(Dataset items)
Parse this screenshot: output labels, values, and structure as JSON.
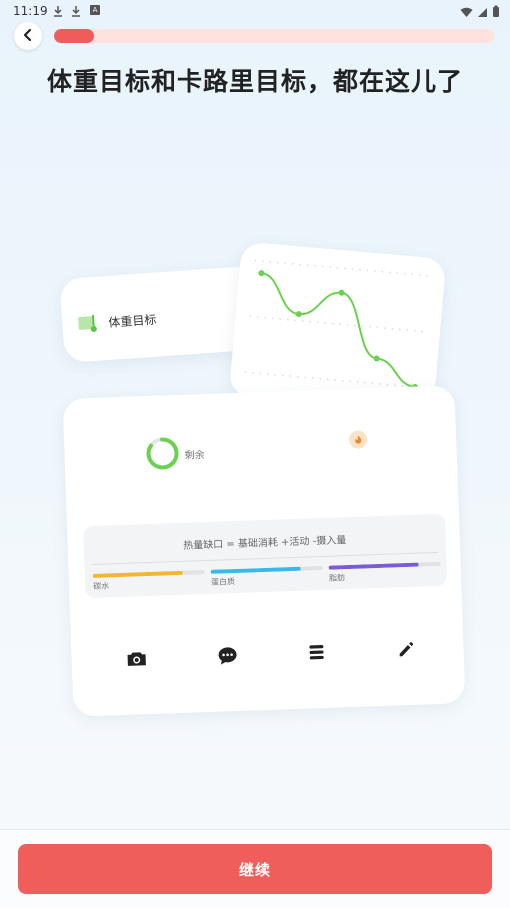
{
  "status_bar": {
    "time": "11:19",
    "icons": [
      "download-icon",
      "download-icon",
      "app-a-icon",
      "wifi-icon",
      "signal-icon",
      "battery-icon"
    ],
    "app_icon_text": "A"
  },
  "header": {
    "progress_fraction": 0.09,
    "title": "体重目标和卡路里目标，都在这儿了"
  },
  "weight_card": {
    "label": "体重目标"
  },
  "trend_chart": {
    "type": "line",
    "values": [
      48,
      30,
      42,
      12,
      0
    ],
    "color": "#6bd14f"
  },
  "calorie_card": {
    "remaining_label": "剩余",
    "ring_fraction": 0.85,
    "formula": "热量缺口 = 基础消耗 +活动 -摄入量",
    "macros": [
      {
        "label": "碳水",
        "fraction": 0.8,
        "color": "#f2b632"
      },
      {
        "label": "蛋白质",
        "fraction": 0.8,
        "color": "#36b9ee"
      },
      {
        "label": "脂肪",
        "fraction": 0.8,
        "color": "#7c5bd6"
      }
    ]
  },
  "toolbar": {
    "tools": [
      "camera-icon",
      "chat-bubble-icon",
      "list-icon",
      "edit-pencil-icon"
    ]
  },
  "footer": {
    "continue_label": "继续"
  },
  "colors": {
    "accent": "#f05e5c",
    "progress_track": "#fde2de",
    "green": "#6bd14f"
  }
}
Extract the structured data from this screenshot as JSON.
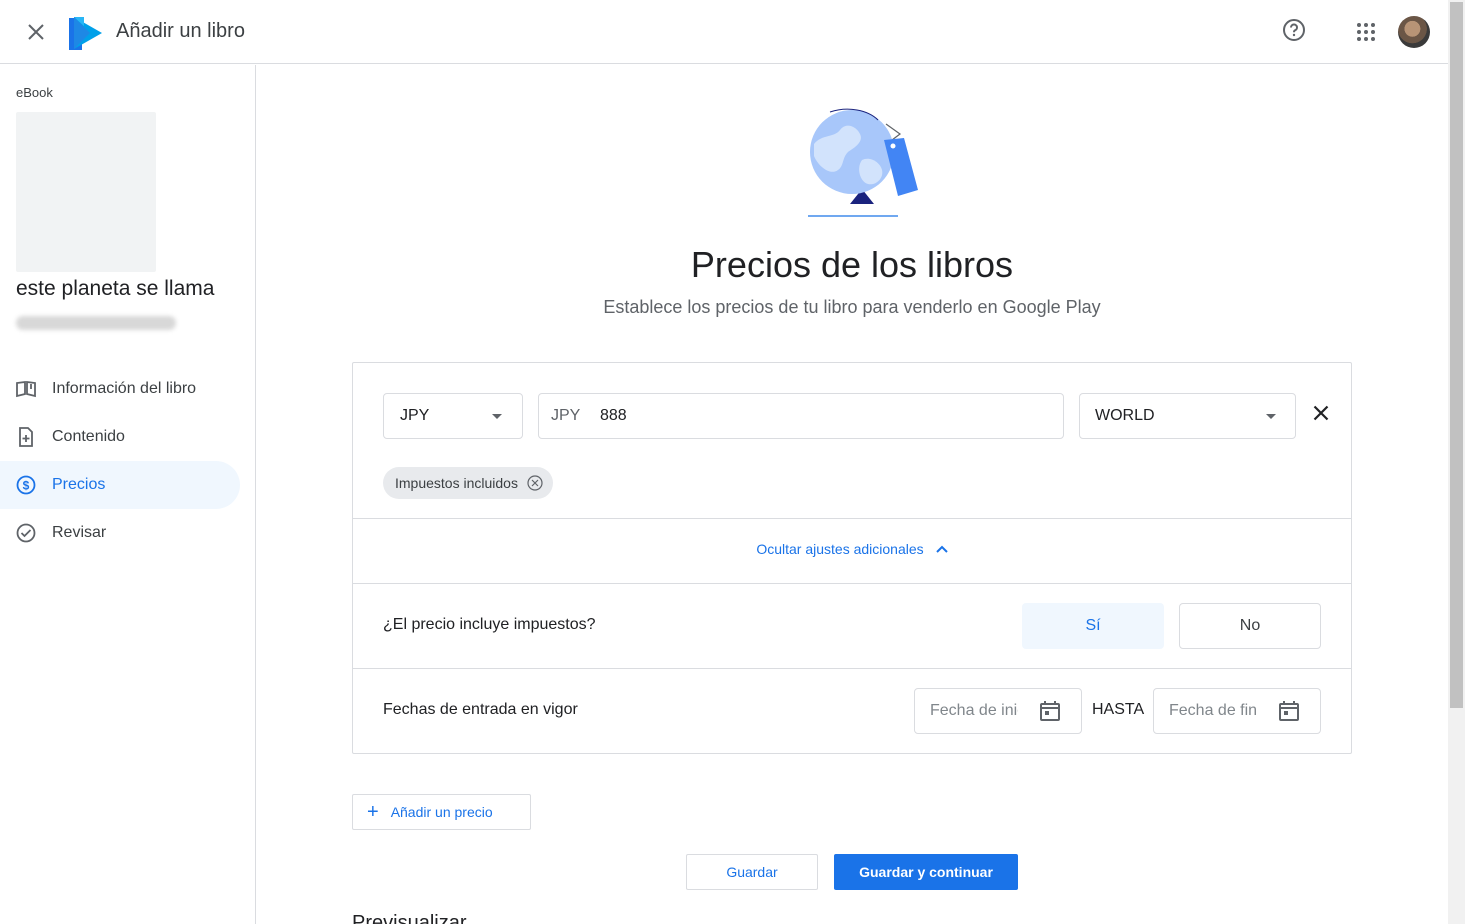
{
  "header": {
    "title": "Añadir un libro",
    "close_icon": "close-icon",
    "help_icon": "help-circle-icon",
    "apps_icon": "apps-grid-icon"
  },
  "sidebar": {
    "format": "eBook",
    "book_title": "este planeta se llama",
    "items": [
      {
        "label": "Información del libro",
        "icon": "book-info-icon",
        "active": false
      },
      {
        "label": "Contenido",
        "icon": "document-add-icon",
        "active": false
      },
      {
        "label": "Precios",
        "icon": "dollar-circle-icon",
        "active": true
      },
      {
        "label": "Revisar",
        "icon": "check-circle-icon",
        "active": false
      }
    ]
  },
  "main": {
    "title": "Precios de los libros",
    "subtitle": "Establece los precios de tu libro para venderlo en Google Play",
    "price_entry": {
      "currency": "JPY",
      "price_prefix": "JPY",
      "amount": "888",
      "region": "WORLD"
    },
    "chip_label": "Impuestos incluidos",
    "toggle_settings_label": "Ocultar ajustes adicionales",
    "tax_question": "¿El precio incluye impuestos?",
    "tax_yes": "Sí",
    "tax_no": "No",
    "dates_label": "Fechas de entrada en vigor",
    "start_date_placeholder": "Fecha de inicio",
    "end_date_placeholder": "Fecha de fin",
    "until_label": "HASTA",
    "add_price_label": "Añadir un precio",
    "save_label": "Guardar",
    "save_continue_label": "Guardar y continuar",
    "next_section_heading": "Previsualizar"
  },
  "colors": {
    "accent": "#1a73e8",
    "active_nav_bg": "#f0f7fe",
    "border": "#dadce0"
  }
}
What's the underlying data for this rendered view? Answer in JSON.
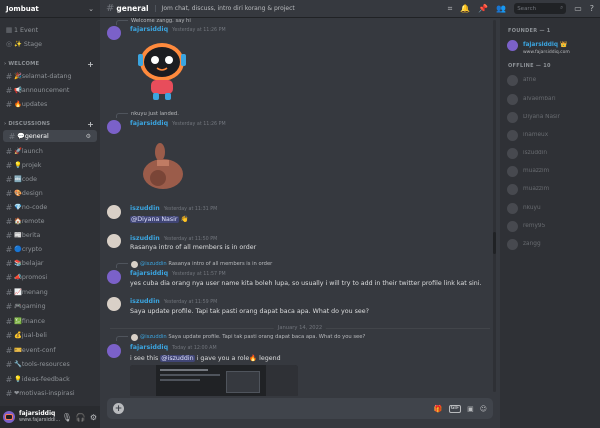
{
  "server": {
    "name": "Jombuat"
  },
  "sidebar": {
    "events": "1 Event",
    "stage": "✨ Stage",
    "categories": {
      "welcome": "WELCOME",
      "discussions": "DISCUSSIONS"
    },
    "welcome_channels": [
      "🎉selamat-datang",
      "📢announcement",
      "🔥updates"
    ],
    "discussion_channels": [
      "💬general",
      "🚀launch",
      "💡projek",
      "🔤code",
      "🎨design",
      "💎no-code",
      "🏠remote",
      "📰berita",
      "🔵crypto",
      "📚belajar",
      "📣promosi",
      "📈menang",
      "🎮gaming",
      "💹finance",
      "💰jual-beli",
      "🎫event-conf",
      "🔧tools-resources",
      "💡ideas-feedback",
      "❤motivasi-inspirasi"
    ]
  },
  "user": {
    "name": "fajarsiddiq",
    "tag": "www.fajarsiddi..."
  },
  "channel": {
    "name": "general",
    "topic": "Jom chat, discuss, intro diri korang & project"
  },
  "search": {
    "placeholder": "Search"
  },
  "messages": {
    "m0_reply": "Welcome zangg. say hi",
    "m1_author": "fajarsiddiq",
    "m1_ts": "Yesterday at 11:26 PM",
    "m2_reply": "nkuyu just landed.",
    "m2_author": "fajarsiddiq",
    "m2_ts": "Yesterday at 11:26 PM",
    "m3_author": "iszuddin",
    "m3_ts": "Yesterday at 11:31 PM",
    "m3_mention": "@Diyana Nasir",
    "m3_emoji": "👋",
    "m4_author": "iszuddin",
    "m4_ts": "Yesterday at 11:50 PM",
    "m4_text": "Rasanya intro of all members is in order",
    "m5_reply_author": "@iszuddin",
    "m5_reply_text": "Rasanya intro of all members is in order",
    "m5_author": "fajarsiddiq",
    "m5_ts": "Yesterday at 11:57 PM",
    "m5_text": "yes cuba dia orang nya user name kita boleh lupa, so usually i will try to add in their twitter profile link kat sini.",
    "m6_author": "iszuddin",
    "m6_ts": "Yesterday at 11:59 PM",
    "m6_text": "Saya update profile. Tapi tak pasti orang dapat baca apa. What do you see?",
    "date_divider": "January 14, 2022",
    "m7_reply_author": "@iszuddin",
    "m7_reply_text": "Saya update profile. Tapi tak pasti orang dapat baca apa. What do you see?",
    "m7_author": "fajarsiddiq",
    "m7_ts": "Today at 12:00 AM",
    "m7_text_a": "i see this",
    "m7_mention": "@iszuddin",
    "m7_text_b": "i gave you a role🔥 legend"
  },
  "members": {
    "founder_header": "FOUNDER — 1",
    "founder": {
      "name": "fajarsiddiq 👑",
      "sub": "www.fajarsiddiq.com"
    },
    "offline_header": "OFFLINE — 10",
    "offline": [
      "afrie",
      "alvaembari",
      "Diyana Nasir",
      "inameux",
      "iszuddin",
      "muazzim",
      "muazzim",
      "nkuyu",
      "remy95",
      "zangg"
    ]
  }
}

# Challenge
Search the listing for the string "intro". Copy each line where it turns up.

# Result of this task
    "topic": "Jom chat, discuss, intro diri korang & project"
    "m4_text": "Rasanya intro of all members is in order",
    "m5_reply_text": "Rasanya intro of all members is in order",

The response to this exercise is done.